REQUIREMENTS |
Exclude the pictures, then repeat the remaining data exactly.

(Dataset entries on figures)
* START *

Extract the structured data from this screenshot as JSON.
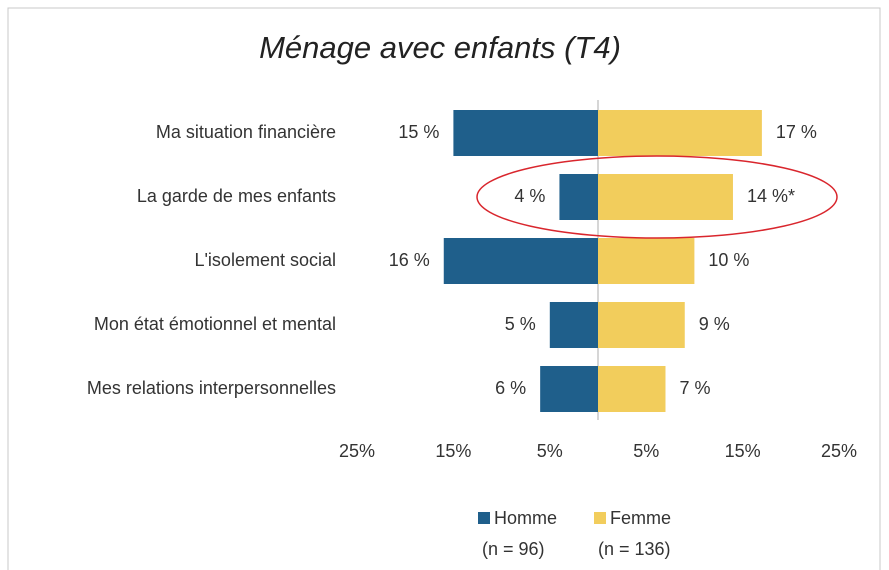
{
  "chart_data": {
    "type": "diverging-bar",
    "title": "Ménage avec enfants (T4)",
    "categories": [
      "Ma situation financière",
      "La garde de mes enfants",
      "L'isolement social",
      "Mon état émotionnel et mental",
      "Mes relations interpersonnelles"
    ],
    "series": [
      {
        "name": "Homme",
        "note": "(n = 96)",
        "color": "#1f5f8b",
        "side": "left",
        "values": [
          15,
          4,
          16,
          5,
          6
        ],
        "value_labels": [
          "15 %",
          "4 %",
          "16 %",
          "5 %",
          "6 %"
        ]
      },
      {
        "name": "Femme",
        "note": "(n = 136)",
        "color": "#f2cd5c",
        "side": "right",
        "values": [
          17,
          14,
          10,
          9,
          7
        ],
        "value_labels": [
          "17 %",
          "14 %*",
          "10 %",
          "9 %",
          "7 %"
        ]
      }
    ],
    "xlim": [
      0,
      25
    ],
    "xticks_left": [
      {
        "value": 25,
        "label": "25%"
      },
      {
        "value": 15,
        "label": "15%"
      },
      {
        "value": 5,
        "label": "5%"
      }
    ],
    "xticks_right": [
      {
        "value": 5,
        "label": "5%"
      },
      {
        "value": 15,
        "label": "15%"
      },
      {
        "value": 25,
        "label": "25%"
      }
    ]
  }
}
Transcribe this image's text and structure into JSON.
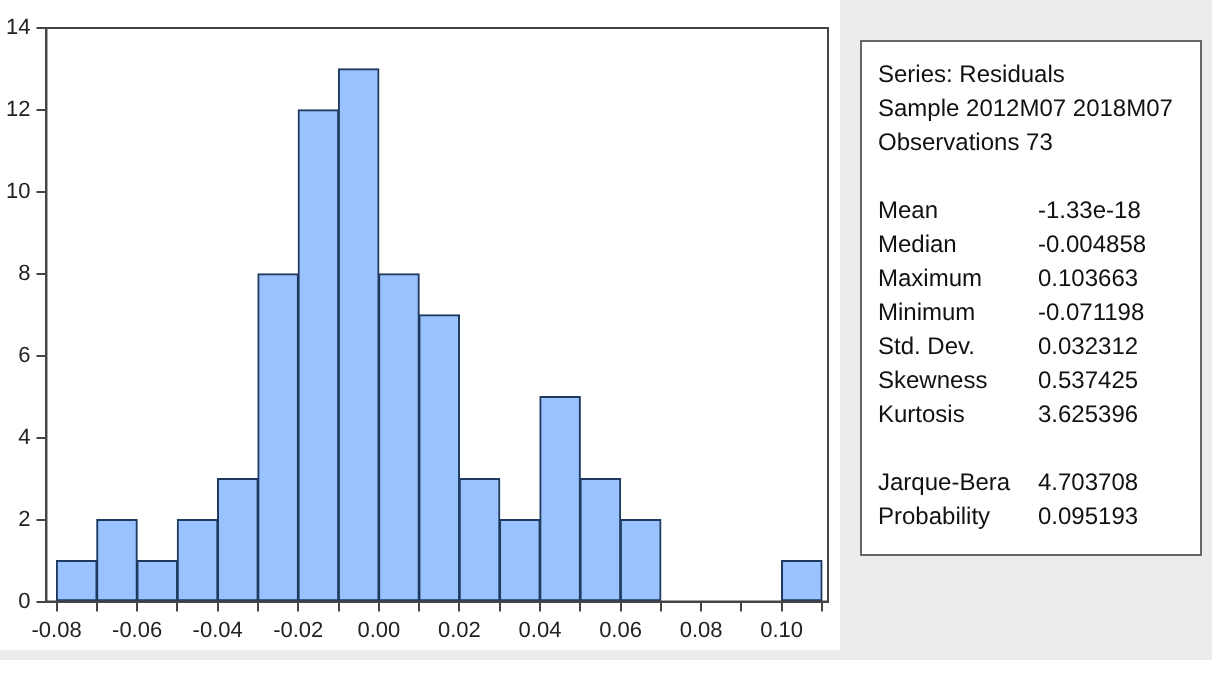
{
  "chart_data": [
    {
      "type": "histogram",
      "bins": [
        -0.08,
        -0.07,
        -0.06,
        -0.05,
        -0.04,
        -0.03,
        -0.02,
        -0.01,
        0,
        0.01,
        0.02,
        0.03,
        0.04,
        0.05,
        0.06,
        0.07,
        0.08,
        0.09,
        0.1,
        0.11
      ],
      "values": [
        1,
        2,
        1,
        2,
        3,
        8,
        12,
        13,
        8,
        7,
        3,
        2,
        5,
        3,
        2,
        0,
        0,
        0,
        1
      ],
      "color": "#99c2ff",
      "xlim": [
        -0.0825,
        0.1115
      ],
      "ylim": [
        0,
        14
      ],
      "xticks": [
        -0.08,
        {
          "value": -0.07,
          "label": null
        },
        -0.06,
        {
          "value": -0.05,
          "label": null
        },
        -0.04,
        {
          "value": -0.03,
          "label": null
        },
        -0.02,
        {
          "value": -0.01,
          "label": null
        },
        {
          "value": 0,
          "label": "0.00"
        },
        {
          "value": 0.01,
          "label": null
        },
        0.02,
        {
          "value": 0.03,
          "label": null
        },
        0.04,
        {
          "value": 0.05,
          "label": null
        },
        0.06,
        {
          "value": 0.07,
          "label": null
        },
        0.08,
        {
          "value": 0.09,
          "label": null
        },
        {
          "value": 0.1,
          "label": "0.10"
        },
        {
          "value": 0.11,
          "label": null
        }
      ],
      "yticks": [
        0,
        2,
        4,
        6,
        8,
        10,
        12,
        14
      ],
      "grid": false,
      "legend": false
    },
    {
      "type": "other",
      "annotations": [
        "Series: Residuals",
        "Sample 2012M07 2018M07",
        "Observations 73"
      ],
      "categories": [
        "Mean",
        "Median",
        "Maximum",
        "Minimum",
        "Std. Dev.",
        "Skewness",
        "Kurtosis",
        null,
        "Jarque-Bera",
        "Probability"
      ],
      "value_labels": [
        "-1.33e-18",
        "-0.004858",
        "0.103663",
        "-0.071198",
        "0.032312",
        "0.537425",
        "3.625396",
        null,
        "4.703708",
        "0.095193"
      ]
    }
  ]
}
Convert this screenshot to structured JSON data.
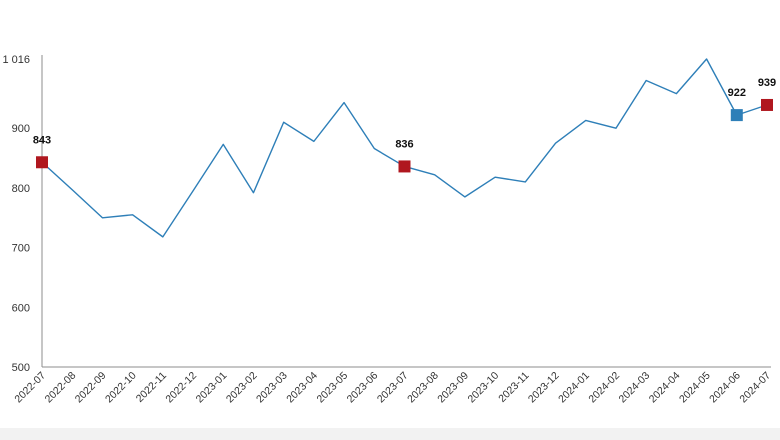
{
  "chart_data": {
    "type": "line",
    "x": [
      "2022-07",
      "2022-08",
      "2022-09",
      "2022-10",
      "2022-11",
      "2022-12",
      "2023-01",
      "2023-02",
      "2023-03",
      "2023-04",
      "2023-05",
      "2023-06",
      "2023-07",
      "2023-08",
      "2023-09",
      "2023-10",
      "2023-11",
      "2023-12",
      "2024-01",
      "2024-02",
      "2024-03",
      "2024-04",
      "2024-05",
      "2024-06",
      "2024-07"
    ],
    "series": [
      {
        "values": [
          843,
          797,
          750,
          755,
          718,
          795,
          873,
          792,
          910,
          878,
          943,
          866,
          836,
          822,
          785,
          818,
          810,
          875,
          913,
          900,
          980,
          958,
          1016,
          922,
          939
        ],
        "color": "#2e7fb8"
      }
    ],
    "y_ticks": [
      "500",
      "600",
      "700",
      "800",
      "900",
      "1 016"
    ],
    "ylim": [
      500,
      1016
    ],
    "highlighted_points": [
      {
        "index": 0,
        "label": "843",
        "color": "#b0171f"
      },
      {
        "index": 12,
        "label": "836",
        "color": "#b0171f"
      },
      {
        "index": 23,
        "label": "922",
        "color": "#2e7fb8"
      },
      {
        "index": 24,
        "label": "939",
        "color": "#b0171f"
      }
    ],
    "grid": false,
    "legend": "none",
    "title": "",
    "xlabel": "",
    "ylabel": ""
  }
}
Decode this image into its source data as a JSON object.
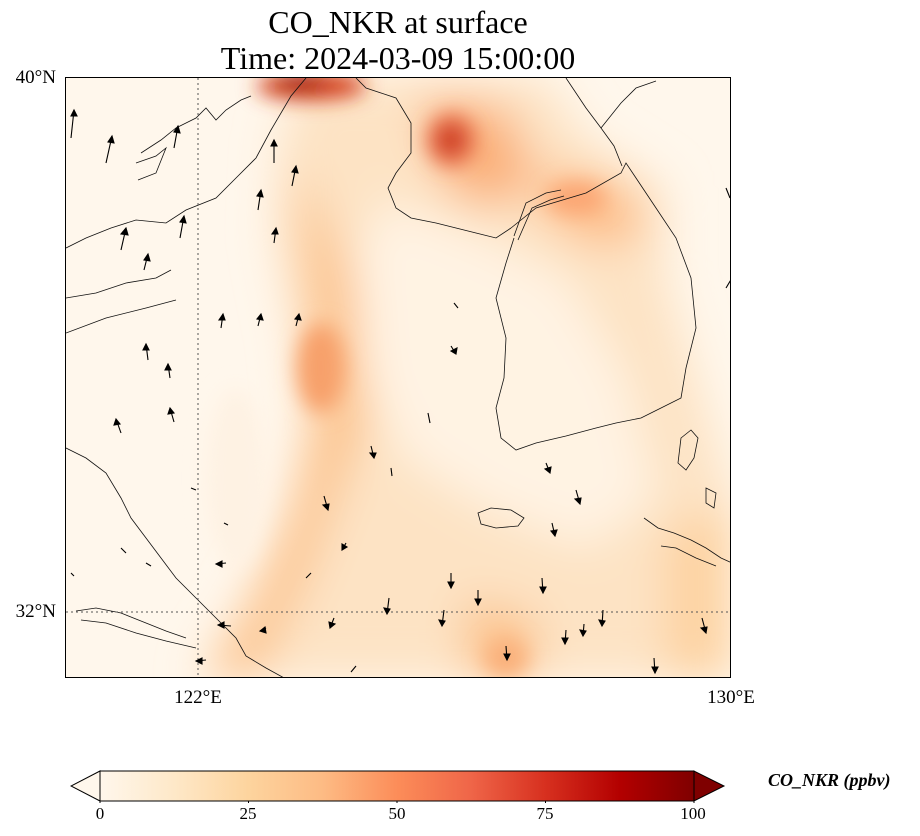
{
  "title": {
    "line1": "CO_NKR at surface",
    "line2": "Time: 2024-03-09 15:00:00"
  },
  "axes": {
    "lat_labels": [
      "40°N",
      "32°N"
    ],
    "lon_labels": [
      "122°E",
      "130°E"
    ],
    "lat_range": [
      31,
      40
    ],
    "lon_range": [
      120,
      130
    ]
  },
  "colorbar": {
    "title": "CO_NKR (ppbv)",
    "ticks": [
      "0",
      "25",
      "50",
      "75",
      "100"
    ],
    "range": [
      0,
      100
    ],
    "extend": "both",
    "colormap_stops": [
      "#fff7ec",
      "#fee8c8",
      "#fdd49e",
      "#fdbb84",
      "#fc8d59",
      "#ef6548",
      "#d7301f",
      "#b30000",
      "#7f0000"
    ]
  },
  "layers": [
    "CO concentration field",
    "wind vectors",
    "coastlines",
    "gridlines"
  ]
}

* END *

ANSWER BELOW |
Extract the structured data from this screenshot as JSON.
{
  "chart_data": {
    "type": "diverging-bar",
    "title": "Ménage avec enfants (T4)",
    "categories": [
      "Ma situation financière",
      "La garde de mes enfants",
      "L'isolement social",
      "Mon état émotionnel et mental",
      "Mes relations interpersonnelles"
    ],
    "series": [
      {
        "name": "Homme",
        "note": "(n = 96)",
        "color": "#1f5f8b",
        "side": "left",
        "values": [
          15,
          4,
          16,
          5,
          6
        ],
        "value_labels": [
          "15 %",
          "4 %",
          "16 %",
          "5 %",
          "6 %"
        ]
      },
      {
        "name": "Femme",
        "note": "(n = 136)",
        "color": "#f2cd5c",
        "side": "right",
        "values": [
          17,
          14,
          10,
          9,
          7
        ],
        "value_labels": [
          "17 %",
          "14 %*",
          "10 %",
          "9 %",
          "7 %"
        ]
      }
    ],
    "xlim": [
      0,
      25
    ],
    "xticks_left": [
      {
        "value": 25,
        "label": "25%"
      },
      {
        "value": 15,
        "label": "15%"
      },
      {
        "value": 5,
        "label": "5%"
      }
    ],
    "xticks_right": [
      {
        "value": 5,
        "label": "5%"
      },
      {
        "value": 15,
        "label": "15%"
      },
      {
        "value": 25,
        "label": "25%"
      }
    ]
  }
}
Transcribe this image's text and structure into JSON.
{
  "chart_data": [
    {
      "type": "histogram",
      "bins": [
        -0.08,
        -0.07,
        -0.06,
        -0.05,
        -0.04,
        -0.03,
        -0.02,
        -0.01,
        0,
        0.01,
        0.02,
        0.03,
        0.04,
        0.05,
        0.06,
        0.07,
        0.08,
        0.09,
        0.1,
        0.11
      ],
      "values": [
        1,
        2,
        1,
        2,
        3,
        8,
        12,
        13,
        8,
        7,
        3,
        2,
        5,
        3,
        2,
        0,
        0,
        0,
        1
      ],
      "color": "#99c2ff",
      "xlim": [
        -0.0825,
        0.1115
      ],
      "ylim": [
        0,
        14
      ],
      "xticks": [
        -0.08,
        {
          "value": -0.07,
          "label": null
        },
        -0.06,
        {
          "value": -0.05,
          "label": null
        },
        -0.04,
        {
          "value": -0.03,
          "label": null
        },
        -0.02,
        {
          "value": -0.01,
          "label": null
        },
        {
          "value": 0,
          "label": "0.00"
        },
        {
          "value": 0.01,
          "label": null
        },
        0.02,
        {
          "value": 0.03,
          "label": null
        },
        0.04,
        {
          "value": 0.05,
          "label": null
        },
        0.06,
        {
          "value": 0.07,
          "label": null
        },
        0.08,
        {
          "value": 0.09,
          "label": null
        },
        {
          "value": 0.1,
          "label": "0.10"
        },
        {
          "value": 0.11,
          "label": null
        }
      ],
      "yticks": [
        0,
        2,
        4,
        6,
        8,
        10,
        12,
        14
      ],
      "grid": false,
      "legend": false
    },
    {
      "type": "other",
      "annotations": [
        "Series: Residuals",
        "Sample 2012M07 2018M07",
        "Observations 73"
      ],
      "categories": [
        "Mean",
        "Median",
        "Maximum",
        "Minimum",
        "Std. Dev.",
        "Skewness",
        "Kurtosis",
        null,
        "Jarque-Bera",
        "Probability"
      ],
      "value_labels": [
        "-1.33e-18",
        "-0.004858",
        "0.103663",
        "-0.071198",
        "0.032312",
        "0.537425",
        "3.625396",
        null,
        "4.703708",
        "0.095193"
      ]
    }
  ]
}
Convert this screenshot to structured JSON data.
{
  "chart_data": {
    "type": "line",
    "x": [
      "2022-07",
      "2022-08",
      "2022-09",
      "2022-10",
      "2022-11",
      "2022-12",
      "2023-01",
      "2023-02",
      "2023-03",
      "2023-04",
      "2023-05",
      "2023-06",
      "2023-07",
      "2023-08",
      "2023-09",
      "2023-10",
      "2023-11",
      "2023-12",
      "2024-01",
      "2024-02",
      "2024-03",
      "2024-04",
      "2024-05",
      "2024-06",
      "2024-07"
    ],
    "series": [
      {
        "values": [
          843,
          797,
          750,
          755,
          718,
          795,
          873,
          792,
          910,
          878,
          943,
          866,
          836,
          822,
          785,
          818,
          810,
          875,
          913,
          900,
          980,
          958,
          1016,
          922,
          939
        ],
        "color": "#2e7fb8"
      }
    ],
    "y_ticks": [
      "500",
      "600",
      "700",
      "800",
      "900",
      "1 016"
    ],
    "ylim": [
      500,
      1016
    ],
    "highlighted_points": [
      {
        "index": 0,
        "label": "843",
        "color": "#b0171f"
      },
      {
        "index": 12,
        "label": "836",
        "color": "#b0171f"
      },
      {
        "index": 23,
        "label": "922",
        "color": "#2e7fb8"
      },
      {
        "index": 24,
        "label": "939",
        "color": "#b0171f"
      }
    ],
    "grid": false,
    "legend": "none",
    "title": "",
    "xlabel": "",
    "ylabel": ""
  }
}
Decode this image into its source data as a JSON object.
{
  "title": {
    "line1": "CO_NKR at surface",
    "line2": "Time: 2024-03-09 15:00:00"
  },
  "axes": {
    "lat_labels": [
      "40°N",
      "32°N"
    ],
    "lon_labels": [
      "122°E",
      "130°E"
    ],
    "lat_range": [
      31,
      40
    ],
    "lon_range": [
      120,
      130
    ]
  },
  "colorbar": {
    "title": "CO_NKR (ppbv)",
    "ticks": [
      "0",
      "25",
      "50",
      "75",
      "100"
    ],
    "range": [
      0,
      100
    ],
    "extend": "both",
    "colormap_stops": [
      "#fff7ec",
      "#fee8c8",
      "#fdd49e",
      "#fdbb84",
      "#fc8d59",
      "#ef6548",
      "#d7301f",
      "#b30000",
      "#7f0000"
    ]
  },
  "layers": [
    "CO concentration field",
    "wind vectors",
    "coastlines",
    "gridlines"
  ]
}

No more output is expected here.